▶ Exercise prompt: Find the string "days" in the entries and copy each line that has it.

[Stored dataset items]
(begin)

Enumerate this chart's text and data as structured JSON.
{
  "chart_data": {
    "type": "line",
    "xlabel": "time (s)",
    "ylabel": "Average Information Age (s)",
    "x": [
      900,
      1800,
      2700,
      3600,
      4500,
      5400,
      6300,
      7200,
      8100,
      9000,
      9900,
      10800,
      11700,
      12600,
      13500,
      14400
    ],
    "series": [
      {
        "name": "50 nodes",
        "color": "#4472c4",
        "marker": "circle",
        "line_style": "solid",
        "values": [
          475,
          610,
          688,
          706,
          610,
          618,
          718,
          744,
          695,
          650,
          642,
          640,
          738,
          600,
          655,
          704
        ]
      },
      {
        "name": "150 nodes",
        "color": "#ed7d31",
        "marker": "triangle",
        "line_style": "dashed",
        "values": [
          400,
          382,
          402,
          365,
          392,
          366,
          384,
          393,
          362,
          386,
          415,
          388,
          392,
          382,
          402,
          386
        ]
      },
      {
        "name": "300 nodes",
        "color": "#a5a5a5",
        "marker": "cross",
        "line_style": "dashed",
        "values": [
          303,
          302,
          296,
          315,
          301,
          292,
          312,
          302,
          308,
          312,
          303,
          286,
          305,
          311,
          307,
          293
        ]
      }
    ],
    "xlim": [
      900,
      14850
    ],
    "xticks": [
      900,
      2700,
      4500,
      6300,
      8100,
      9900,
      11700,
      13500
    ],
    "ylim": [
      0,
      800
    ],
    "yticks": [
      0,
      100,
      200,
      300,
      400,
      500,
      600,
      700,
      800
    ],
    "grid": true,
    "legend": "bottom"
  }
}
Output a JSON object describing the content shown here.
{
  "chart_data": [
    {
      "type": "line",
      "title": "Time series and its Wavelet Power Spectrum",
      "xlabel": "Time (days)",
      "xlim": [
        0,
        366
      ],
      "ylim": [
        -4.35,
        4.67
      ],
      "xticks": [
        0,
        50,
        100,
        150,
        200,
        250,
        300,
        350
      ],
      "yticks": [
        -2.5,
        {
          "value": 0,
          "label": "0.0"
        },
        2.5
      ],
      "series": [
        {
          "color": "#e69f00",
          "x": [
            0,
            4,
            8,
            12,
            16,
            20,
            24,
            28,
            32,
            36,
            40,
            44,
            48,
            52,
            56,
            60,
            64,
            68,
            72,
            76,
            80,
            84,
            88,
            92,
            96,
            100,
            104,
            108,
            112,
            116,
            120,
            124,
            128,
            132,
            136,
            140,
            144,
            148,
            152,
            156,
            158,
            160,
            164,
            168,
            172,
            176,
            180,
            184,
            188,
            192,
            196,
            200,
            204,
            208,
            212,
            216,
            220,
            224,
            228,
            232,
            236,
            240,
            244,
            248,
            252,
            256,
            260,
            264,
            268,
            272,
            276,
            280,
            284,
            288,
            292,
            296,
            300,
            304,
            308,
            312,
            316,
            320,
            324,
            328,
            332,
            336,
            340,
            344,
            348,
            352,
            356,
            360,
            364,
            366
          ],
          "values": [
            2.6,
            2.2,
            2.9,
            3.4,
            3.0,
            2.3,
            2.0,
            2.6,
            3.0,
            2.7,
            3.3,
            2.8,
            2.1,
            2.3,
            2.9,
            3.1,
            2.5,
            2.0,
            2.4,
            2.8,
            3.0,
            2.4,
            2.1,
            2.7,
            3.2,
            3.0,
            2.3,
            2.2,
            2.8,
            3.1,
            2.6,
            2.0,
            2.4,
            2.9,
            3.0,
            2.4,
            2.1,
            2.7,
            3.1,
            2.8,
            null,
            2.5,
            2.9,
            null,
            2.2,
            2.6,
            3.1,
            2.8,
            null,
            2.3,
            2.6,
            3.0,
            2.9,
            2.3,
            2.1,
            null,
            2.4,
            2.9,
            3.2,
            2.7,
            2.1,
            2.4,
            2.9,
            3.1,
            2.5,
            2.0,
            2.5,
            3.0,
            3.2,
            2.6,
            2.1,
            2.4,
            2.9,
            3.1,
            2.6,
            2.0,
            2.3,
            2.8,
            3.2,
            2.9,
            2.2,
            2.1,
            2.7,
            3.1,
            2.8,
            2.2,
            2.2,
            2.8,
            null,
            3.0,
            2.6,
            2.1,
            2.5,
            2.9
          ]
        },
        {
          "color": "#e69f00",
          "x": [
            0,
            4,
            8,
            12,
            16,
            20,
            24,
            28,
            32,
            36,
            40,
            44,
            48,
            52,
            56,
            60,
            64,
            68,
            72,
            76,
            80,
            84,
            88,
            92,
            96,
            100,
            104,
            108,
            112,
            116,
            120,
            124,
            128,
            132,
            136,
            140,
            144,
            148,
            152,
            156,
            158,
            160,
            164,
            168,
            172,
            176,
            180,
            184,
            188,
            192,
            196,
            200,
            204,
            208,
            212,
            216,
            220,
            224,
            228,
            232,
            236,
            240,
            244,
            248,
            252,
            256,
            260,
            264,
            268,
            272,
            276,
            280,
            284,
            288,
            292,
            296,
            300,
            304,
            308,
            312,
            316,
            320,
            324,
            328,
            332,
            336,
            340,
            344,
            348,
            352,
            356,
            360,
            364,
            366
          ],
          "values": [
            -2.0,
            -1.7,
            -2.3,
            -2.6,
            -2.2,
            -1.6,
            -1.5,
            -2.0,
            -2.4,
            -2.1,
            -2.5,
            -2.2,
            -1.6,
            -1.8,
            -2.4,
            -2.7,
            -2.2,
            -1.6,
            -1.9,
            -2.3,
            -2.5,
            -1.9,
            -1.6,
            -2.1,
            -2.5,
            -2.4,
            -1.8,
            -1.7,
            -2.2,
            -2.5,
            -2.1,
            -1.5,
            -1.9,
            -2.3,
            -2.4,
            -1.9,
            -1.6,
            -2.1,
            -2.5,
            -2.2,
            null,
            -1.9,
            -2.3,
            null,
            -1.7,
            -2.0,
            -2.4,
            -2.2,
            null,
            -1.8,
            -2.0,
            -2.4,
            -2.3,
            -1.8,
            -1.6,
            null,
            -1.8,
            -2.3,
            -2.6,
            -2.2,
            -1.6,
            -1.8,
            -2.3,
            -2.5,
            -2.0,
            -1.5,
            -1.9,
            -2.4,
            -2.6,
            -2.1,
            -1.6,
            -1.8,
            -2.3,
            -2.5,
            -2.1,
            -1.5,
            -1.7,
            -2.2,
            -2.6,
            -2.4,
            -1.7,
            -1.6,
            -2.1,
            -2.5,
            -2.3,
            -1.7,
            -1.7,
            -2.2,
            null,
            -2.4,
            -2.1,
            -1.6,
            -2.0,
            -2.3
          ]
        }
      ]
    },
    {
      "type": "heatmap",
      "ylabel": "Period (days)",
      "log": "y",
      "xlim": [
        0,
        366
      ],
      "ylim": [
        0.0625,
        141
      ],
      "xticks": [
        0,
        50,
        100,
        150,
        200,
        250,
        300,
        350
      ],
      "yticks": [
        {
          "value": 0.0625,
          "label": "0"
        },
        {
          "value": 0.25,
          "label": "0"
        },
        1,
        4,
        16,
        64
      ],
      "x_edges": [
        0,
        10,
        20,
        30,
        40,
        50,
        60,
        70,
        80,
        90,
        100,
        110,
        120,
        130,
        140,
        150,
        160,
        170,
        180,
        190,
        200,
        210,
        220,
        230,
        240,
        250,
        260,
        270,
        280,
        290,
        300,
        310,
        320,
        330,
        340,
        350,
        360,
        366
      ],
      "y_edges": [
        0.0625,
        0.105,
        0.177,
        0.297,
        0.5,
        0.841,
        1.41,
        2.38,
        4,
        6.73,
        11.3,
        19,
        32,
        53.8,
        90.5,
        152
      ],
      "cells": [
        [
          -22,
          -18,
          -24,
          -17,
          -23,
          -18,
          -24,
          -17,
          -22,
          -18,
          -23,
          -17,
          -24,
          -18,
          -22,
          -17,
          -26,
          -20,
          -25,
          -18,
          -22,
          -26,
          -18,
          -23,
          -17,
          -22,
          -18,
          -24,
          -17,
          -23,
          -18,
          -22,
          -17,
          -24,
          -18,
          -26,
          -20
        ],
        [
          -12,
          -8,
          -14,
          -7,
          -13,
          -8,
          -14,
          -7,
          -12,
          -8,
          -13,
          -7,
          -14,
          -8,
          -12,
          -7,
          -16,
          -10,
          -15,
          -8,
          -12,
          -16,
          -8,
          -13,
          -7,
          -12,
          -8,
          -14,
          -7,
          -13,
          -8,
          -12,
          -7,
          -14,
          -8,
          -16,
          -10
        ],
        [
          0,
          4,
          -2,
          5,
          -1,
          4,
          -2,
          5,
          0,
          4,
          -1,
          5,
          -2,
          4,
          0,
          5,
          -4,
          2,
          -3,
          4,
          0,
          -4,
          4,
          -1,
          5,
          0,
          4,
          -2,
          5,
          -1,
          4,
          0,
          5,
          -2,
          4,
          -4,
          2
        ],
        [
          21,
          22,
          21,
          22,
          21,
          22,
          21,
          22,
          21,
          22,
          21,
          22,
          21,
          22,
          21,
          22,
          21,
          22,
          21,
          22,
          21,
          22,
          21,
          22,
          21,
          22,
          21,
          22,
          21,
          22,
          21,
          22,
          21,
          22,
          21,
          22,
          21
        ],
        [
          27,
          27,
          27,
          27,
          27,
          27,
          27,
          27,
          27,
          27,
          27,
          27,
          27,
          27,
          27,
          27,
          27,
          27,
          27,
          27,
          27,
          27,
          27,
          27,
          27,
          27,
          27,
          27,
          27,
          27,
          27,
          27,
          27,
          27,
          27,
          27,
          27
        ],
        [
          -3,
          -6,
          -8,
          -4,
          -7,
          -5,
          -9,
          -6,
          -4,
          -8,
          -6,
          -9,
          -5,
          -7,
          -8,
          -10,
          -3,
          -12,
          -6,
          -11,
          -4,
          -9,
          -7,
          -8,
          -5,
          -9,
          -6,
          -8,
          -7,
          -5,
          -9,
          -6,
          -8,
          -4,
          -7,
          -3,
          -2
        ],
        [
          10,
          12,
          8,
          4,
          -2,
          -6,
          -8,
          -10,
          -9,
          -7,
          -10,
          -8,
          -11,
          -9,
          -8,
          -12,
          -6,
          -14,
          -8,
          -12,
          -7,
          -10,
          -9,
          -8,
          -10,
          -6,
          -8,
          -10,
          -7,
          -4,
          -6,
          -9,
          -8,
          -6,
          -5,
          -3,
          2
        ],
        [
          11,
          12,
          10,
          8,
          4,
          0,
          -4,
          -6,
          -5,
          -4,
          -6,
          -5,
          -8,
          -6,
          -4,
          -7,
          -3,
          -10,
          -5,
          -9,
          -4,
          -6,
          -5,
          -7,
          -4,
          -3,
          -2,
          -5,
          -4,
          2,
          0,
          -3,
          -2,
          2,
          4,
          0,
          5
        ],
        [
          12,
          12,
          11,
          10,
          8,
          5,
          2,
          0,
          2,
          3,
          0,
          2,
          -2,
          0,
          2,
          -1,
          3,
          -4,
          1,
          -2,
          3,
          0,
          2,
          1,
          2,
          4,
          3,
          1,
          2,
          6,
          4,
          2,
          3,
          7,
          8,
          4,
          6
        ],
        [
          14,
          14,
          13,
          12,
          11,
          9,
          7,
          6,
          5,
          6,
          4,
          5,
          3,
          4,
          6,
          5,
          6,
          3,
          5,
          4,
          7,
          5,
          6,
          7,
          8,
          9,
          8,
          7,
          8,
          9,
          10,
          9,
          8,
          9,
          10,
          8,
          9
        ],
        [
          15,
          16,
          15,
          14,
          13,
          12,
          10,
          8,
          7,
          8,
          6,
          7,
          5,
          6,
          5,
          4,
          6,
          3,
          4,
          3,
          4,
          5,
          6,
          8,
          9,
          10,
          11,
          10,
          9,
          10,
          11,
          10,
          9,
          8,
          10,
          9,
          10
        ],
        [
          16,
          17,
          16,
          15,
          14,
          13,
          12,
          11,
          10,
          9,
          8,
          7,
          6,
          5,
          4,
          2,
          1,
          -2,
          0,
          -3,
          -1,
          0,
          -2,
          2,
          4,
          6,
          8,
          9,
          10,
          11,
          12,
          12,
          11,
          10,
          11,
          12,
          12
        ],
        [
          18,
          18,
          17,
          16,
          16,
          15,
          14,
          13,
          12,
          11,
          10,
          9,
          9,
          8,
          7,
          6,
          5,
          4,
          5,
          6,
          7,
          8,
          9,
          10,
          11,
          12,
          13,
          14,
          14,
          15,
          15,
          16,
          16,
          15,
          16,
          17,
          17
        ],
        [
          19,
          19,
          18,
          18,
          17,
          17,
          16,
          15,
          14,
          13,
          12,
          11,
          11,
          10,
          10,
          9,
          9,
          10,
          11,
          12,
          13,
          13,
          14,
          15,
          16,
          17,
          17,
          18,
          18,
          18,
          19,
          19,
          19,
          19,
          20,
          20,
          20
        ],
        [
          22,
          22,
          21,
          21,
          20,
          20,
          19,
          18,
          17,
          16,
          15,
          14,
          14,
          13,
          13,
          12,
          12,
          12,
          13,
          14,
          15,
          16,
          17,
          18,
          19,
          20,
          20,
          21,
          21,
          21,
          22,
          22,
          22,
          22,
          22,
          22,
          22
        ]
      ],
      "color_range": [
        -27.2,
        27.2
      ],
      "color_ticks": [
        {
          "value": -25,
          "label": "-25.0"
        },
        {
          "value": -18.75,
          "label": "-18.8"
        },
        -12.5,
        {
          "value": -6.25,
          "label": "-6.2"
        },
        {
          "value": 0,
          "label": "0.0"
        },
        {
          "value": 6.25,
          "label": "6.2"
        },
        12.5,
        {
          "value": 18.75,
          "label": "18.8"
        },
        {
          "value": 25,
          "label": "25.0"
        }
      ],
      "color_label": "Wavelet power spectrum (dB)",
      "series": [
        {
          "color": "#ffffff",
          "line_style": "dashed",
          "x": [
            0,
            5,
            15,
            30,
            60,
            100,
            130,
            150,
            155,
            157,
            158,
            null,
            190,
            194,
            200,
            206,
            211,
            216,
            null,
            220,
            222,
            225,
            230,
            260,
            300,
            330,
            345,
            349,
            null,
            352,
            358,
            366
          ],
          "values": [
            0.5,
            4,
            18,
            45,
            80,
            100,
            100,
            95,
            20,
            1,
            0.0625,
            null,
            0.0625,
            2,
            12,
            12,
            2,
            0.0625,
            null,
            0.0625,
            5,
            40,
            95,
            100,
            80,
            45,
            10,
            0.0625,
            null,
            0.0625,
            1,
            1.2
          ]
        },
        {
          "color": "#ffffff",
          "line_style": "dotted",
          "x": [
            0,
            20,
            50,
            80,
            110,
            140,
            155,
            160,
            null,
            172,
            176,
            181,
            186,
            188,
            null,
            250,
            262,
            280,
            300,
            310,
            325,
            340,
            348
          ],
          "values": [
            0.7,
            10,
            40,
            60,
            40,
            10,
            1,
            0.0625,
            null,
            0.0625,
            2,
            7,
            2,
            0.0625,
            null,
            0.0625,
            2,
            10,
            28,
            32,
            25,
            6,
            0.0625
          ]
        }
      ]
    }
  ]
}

(end)

▶ The solution:
      "xlabel": "Time (days)",
      "ylabel": "Period (days)",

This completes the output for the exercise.